▸ **Data extract**:

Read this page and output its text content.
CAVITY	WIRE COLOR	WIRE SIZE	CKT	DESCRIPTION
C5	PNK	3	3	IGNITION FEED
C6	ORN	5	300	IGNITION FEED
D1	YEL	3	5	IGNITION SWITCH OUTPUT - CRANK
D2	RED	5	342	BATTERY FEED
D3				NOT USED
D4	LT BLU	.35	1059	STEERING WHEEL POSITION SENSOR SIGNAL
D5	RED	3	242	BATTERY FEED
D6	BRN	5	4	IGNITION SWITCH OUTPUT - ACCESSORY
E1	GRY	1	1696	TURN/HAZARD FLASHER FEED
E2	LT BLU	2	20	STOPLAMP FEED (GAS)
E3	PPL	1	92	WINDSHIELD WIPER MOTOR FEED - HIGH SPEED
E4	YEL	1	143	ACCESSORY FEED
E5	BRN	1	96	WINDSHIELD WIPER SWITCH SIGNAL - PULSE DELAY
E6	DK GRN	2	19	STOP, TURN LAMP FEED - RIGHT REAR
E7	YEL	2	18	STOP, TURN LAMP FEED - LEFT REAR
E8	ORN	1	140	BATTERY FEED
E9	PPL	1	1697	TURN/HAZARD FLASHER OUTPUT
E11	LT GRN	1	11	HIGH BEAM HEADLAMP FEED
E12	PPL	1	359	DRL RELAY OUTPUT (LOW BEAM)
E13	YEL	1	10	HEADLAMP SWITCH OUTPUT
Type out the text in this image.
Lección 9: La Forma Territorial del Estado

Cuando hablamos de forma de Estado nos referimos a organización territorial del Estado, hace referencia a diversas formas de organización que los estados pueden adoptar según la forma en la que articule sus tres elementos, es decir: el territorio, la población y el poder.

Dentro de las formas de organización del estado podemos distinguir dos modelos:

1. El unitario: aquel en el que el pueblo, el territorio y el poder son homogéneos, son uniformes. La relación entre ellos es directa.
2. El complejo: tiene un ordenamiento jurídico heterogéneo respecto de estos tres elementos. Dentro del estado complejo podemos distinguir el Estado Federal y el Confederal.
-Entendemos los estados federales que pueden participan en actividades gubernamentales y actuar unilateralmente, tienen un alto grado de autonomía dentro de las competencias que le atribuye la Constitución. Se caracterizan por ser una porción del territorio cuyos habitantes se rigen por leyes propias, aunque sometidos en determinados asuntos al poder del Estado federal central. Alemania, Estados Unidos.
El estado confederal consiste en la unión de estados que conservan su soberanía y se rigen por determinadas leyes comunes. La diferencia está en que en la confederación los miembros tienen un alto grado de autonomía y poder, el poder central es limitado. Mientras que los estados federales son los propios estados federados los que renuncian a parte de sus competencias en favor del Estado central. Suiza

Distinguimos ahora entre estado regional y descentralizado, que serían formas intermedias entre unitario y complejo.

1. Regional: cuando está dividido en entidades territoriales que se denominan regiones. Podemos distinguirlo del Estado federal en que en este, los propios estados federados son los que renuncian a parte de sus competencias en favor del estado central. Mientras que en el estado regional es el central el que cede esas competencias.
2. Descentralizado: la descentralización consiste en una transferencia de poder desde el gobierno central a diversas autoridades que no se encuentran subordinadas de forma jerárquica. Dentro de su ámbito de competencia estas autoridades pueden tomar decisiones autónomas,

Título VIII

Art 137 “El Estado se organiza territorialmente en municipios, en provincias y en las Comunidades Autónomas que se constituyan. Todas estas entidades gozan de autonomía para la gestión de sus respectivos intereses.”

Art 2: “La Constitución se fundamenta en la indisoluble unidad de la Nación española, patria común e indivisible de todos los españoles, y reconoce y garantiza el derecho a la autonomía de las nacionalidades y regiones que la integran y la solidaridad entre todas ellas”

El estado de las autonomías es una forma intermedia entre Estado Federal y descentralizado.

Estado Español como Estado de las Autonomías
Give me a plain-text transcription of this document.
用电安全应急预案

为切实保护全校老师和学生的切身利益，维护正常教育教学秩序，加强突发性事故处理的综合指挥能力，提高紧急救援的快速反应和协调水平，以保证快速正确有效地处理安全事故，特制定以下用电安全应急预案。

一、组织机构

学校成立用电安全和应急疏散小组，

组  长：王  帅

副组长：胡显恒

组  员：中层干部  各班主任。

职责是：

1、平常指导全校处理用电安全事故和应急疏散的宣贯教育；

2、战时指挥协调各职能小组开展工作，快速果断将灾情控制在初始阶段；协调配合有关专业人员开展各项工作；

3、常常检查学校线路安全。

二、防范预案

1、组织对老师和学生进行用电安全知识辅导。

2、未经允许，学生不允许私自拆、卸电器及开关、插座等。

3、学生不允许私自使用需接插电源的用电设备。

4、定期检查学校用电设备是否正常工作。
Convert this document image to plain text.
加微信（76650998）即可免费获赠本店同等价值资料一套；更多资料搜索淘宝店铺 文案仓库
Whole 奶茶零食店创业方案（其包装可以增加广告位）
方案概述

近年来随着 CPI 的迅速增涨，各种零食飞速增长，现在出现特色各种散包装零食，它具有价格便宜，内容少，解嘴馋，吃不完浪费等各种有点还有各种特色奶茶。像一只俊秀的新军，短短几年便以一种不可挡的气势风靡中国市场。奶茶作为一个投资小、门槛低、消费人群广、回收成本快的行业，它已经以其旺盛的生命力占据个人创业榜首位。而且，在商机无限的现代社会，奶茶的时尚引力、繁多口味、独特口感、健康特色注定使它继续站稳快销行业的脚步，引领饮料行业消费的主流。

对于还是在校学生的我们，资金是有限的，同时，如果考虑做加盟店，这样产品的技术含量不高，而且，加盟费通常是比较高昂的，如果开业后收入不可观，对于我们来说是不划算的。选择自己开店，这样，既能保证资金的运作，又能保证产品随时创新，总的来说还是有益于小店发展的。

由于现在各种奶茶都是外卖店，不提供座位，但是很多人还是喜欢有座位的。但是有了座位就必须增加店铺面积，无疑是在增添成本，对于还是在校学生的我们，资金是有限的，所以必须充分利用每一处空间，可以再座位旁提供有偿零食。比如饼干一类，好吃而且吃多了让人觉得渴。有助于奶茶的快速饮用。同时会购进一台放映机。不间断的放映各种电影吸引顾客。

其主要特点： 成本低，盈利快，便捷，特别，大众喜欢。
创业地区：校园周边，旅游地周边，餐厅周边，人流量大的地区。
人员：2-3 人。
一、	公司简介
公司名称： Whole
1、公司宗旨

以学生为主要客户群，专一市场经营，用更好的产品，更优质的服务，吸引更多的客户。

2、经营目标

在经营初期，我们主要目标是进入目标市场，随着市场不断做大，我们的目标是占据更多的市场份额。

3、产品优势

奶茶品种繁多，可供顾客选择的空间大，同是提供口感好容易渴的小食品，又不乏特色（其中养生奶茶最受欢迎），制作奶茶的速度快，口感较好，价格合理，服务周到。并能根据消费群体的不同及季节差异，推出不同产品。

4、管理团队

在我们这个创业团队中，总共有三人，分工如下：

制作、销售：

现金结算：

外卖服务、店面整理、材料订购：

▸ **Problem**:
Copy out every line in the listing where the word "REAR" appears.

▸ **Exercise solution**:
E6	DK GRN	2	19	STOP, TURN LAMP FEED - RIGHT REAR
E7	YEL	2	18	STOP, TURN LAMP FEED - LEFT REAR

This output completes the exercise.